Retype each entry below, keeping every character the same.

═══ INFORMATION PROVIDED ═══

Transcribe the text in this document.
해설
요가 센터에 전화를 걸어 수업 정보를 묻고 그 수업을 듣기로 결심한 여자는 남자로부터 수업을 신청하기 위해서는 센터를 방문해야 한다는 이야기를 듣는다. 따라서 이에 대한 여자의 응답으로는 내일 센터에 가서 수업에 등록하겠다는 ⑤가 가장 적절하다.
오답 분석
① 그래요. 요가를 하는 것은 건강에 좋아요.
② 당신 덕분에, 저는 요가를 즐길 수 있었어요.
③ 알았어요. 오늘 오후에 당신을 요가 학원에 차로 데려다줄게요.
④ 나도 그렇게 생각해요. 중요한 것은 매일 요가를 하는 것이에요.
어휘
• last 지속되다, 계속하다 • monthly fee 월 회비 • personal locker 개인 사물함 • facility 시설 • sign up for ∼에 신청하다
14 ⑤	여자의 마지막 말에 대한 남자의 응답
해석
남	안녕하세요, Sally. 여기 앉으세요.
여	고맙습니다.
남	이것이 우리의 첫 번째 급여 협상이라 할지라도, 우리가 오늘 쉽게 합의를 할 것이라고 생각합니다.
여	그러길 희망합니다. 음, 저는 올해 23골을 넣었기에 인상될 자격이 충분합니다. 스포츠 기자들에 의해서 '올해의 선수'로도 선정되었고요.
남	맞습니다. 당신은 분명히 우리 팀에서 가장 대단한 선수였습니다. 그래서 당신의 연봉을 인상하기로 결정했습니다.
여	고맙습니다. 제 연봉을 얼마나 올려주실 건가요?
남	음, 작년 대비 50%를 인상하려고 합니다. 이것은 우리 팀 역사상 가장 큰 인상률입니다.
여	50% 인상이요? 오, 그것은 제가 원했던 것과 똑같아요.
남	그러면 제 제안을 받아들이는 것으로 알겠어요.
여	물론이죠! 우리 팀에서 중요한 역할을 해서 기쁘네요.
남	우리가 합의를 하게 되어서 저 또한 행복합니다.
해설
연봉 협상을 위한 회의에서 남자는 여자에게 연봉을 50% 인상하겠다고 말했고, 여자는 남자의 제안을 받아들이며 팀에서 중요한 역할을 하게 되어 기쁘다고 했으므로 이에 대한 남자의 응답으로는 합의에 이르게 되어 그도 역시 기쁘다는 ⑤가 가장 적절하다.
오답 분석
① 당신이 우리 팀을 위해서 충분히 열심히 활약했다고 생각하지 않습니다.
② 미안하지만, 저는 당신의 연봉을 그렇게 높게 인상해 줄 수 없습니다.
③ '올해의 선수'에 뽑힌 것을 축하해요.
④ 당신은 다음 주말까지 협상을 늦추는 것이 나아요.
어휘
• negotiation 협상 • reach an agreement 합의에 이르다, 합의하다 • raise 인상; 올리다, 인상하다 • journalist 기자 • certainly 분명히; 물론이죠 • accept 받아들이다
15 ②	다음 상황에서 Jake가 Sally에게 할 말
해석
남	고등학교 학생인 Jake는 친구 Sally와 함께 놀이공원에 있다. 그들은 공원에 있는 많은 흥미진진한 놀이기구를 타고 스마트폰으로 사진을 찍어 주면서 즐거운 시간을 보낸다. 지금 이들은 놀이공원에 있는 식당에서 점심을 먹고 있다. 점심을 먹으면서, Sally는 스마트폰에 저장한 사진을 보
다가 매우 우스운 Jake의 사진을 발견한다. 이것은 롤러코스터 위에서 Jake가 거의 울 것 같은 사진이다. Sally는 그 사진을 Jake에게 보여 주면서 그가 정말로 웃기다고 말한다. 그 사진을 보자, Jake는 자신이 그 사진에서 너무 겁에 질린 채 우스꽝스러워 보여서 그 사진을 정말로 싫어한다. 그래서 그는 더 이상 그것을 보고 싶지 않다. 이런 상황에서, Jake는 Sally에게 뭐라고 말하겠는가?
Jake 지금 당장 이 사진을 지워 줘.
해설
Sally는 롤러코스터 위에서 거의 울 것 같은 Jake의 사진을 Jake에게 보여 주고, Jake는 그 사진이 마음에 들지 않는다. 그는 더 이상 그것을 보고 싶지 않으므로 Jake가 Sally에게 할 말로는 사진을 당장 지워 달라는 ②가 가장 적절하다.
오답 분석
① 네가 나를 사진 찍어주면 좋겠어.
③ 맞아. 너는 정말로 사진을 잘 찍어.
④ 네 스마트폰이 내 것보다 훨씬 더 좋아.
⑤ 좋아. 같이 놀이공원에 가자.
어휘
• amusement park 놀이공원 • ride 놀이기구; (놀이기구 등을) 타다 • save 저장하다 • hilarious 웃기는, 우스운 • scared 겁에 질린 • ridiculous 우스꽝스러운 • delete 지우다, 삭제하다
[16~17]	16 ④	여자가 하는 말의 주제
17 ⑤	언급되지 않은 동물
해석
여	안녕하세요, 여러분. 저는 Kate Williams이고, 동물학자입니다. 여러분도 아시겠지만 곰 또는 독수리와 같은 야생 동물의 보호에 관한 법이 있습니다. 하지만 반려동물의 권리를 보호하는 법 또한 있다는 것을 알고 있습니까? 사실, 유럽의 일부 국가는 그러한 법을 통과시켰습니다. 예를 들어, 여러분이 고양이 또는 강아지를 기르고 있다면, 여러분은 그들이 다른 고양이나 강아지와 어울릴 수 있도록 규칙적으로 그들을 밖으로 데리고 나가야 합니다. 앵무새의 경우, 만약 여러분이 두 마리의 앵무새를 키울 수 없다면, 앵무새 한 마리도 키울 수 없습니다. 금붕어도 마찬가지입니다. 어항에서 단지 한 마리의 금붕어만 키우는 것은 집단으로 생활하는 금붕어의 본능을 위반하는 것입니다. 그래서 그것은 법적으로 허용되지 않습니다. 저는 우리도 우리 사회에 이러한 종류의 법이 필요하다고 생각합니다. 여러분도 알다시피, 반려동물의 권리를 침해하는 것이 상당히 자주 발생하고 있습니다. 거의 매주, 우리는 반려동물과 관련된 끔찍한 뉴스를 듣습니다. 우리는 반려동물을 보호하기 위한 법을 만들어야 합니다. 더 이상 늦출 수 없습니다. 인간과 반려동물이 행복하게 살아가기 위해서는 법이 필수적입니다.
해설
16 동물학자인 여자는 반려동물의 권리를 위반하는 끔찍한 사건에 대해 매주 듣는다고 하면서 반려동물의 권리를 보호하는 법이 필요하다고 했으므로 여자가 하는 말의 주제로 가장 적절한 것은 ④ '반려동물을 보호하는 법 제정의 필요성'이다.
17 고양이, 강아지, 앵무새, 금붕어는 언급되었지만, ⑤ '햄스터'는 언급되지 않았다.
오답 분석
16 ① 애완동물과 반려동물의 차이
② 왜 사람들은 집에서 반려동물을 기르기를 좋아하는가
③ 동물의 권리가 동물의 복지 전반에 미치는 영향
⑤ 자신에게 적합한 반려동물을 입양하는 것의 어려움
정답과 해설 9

═══

_COMPLETED EXERCISE_
Transcribe the text in this document.
해설
요가 센터에 전화를 걸어 수업 정보를 묻고 그 수업을 듣기로 결심한 여자는 남자로부터 수업을 신청하기 위해서는 센터를 방문해야 한다는 이야기를 듣는다. 따라서 이에 대한 여자의 응답으로는 내일 센터에 가서 수업에 등록하겠다는 ⑤가 가장 적절하다.
오답 분석
① 그래요. 요가를 하는 것은 건강에 좋아요.
② 당신 덕분에, 저는 요가를 즐길 수 있었어요.
③ 알았어요. 오늘 오후에 당신을 요가 학원에 차로 데려다줄게요.
④ 나도 그렇게 생각해요. 중요한 것은 매일 요가를 하는 것이에요.
어휘
• last 지속되다, 계속하다 • monthly fee 월 회비 • personal locker 개인 사물함 • facility 시설 • sign up for ∼에 신청하다
14 ⑤	여자의 마지막 말에 대한 남자의 응답
해석
남	안녕하세요, Sally. 여기 앉으세요.
여	고맙습니다.
남	이것이 우리의 첫 번째 급여 협상이라 할지라도, 우리가 오늘 쉽게 합의를 할 것이라고 생각합니다.
여	그러길 희망합니다. 음, 저는 올해 23골을 넣었기에 인상될 자격이 충분합니다. 스포츠 기자들에 의해서 '올해의 선수'로도 선정되었고요.
남	맞습니다. 당신은 분명히 우리 팀에서 가장 대단한 선수였습니다. 그래서 당신의 연봉을 인상하기로 결정했습니다.
여	고맙습니다. 제 연봉을 얼마나 올려주실 건가요?
남	음, 작년 대비 50%를 인상하려고 합니다. 이것은 우리 팀 역사상 가장 큰 인상률입니다.
여	50% 인상이요? 오, 그것은 제가 원했던 것과 똑같아요.
남	그러면 제 제안을 받아들이는 것으로 알겠어요.
여	물론이죠! 우리 팀에서 중요한 역할을 해서 기쁘네요.
남	우리가 합의를 하게 되어서 저 또한 행복합니다.
해설
연봉 협상을 위한 회의에서 남자는 여자에게 연봉을 50% 인상하겠다고 말했고, 여자는 남자의 제안을 받아들이며 팀에서 중요한 역할을 하게 되어 기쁘다고 했으므로 이에 대한 남자의 응답으로는 합의에 이르게 되어 그도 역시 기쁘다는 ⑤가 가장 적절하다.
오답 분석
① 당신이 우리 팀을 위해서 충분히 열심히 활약했다고 생각하지 않습니다.
② 미안하지만, 저는 당신의 연봉을 그렇게 높게 인상해 줄 수 없습니다.
③ '올해의 선수'에 뽑힌 것을 축하해요.
④ 당신은 다음 주말까지 협상을 늦추는 것이 나아요.
어휘
• negotiation 협상 • reach an agreement 합의에 이르다, 합의하다 • raise 인상; 올리다, 인상하다 • journalist 기자 • certainly 분명히; 물론이죠 • accept 받아들이다
15 ②	다음 상황에서 Jake가 Sally에게 할 말
해석
남	고등학교 학생인 Jake는 친구 Sally와 함께 놀이공원에 있다. 그들은 공원에 있는 많은 흥미진진한 놀이기구를 타고 스마트폰으로 사진을 찍어 주면서 즐거운 시간을 보낸다. 지금 이들은 놀이공원에 있는 식당에서 점심을 먹고 있다. 점심을 먹으면서, Sally는 스마트폰에 저장한 사진을 보
다가 매우 우스운 Jake의 사진을 발견한다. 이것은 롤러코스터 위에서 Jake가 거의 울 것 같은 사진이다. Sally는 그 사진을 Jake에게 보여 주면서 그가 정말로 웃기다고 말한다. 그 사진을 보자, Jake는 자신이 그 사진에서 너무 겁에 질린 채 우스꽝스러워 보여서 그 사진을 정말로 싫어한다. 그래서 그는 더 이상 그것을 보고 싶지 않다. 이런 상황에서, Jake는 Sally에게 뭐라고 말하겠는가?
Jake 지금 당장 이 사진을 지워 줘.
해설
Sally는 롤러코스터 위에서 거의 울 것 같은 Jake의 사진을 Jake에게 보여 주고, Jake는 그 사진이 마음에 들지 않는다. 그는 더 이상 그것을 보고 싶지 않으므로 Jake가 Sally에게 할 말로는 사진을 당장 지워 달라는 ②가 가장 적절하다.
오답 분석
① 네가 나를 사진 찍어주면 좋겠어.
③ 맞아. 너는 정말로 사진을 잘 찍어.
④ 네 스마트폰이 내 것보다 훨씬 더 좋아.
⑤ 좋아. 같이 놀이공원에 가자.
어휘
• amusement park 놀이공원 • ride 놀이기구; (놀이기구 등을) 타다 • save 저장하다 • hilarious 웃기는, 우스운 • scared 겁에 질린 • ridiculous 우스꽝스러운 • delete 지우다, 삭제하다
[16~17]	16 ④	여자가 하는 말의 주제
17 ⑤	언급되지 않은 동물
해석
여	안녕하세요, 여러분. 저는 Kate Williams이고, 동물학자입니다. 여러분도 아시겠지만 곰 또는 독수리와 같은 야생 동물의 보호에 관한 법이 있습니다. 하지만 반려동물의 권리를 보호하는 법 또한 있다는 것을 알고 있습니까? 사실, 유럽의 일부 국가는 그러한 법을 통과시켰습니다. 예를 들어, 여러분이 고양이 또는 강아지를 기르고 있다면, 여러분은 그들이 다른 고양이나 강아지와 어울릴 수 있도록 규칙적으로 그들을 밖으로 데리고 나가야 합니다. 앵무새의 경우, 만약 여러분이 두 마리의 앵무새를 키울 수 없다면, 앵무새 한 마리도 키울 수 없습니다. 금붕어도 마찬가지입니다. 어항에서 단지 한 마리의 금붕어만 키우는 것은 집단으로 생활하는 금붕어의 본능을 위반하는 것입니다. 그래서 그것은 법적으로 허용되지 않습니다. 저는 우리도 우리 사회에 이러한 종류의 법이 필요하다고 생각합니다. 여러분도 알다시피, 반려동물의 권리를 침해하는 것이 상당히 자주 발생하고 있습니다. 거의 매주, 우리는 반려동물과 관련된 끔찍한 뉴스를 듣습니다. 우리는 반려동물을 보호하기 위한 법을 만들어야 합니다. 더 이상 늦출 수 없습니다. 인간과 반려동물이 행복하게 살아가기 위해서는 법이 필수적입니다.
해설
16 동물학자인 여자는 반려동물의 권리를 위반하는 끔찍한 사건에 대해 매주 듣는다고 하면서 반려동물의 권리를 보호하는 법이 필요하다고 했으므로 여자가 하는 말의 주제로 가장 적절한 것은 ④ '반려동물을 보호하는 법 제정의 필요성'이다.
17 고양이, 강아지, 앵무새, 금붕어는 언급되었지만, ⑤ '햄스터'는 언급되지 않았다.
오답 분석
16 ① 애완동물과 반려동물의 차이
② 왜 사람들은 집에서 반려동물을 기르기를 좋아하는가
③ 동물의 권리가 동물의 복지 전반에 미치는 영향
⑤ 자신에게 적합한 반려동물을 입양하는 것의 어려움
정답과 해설 9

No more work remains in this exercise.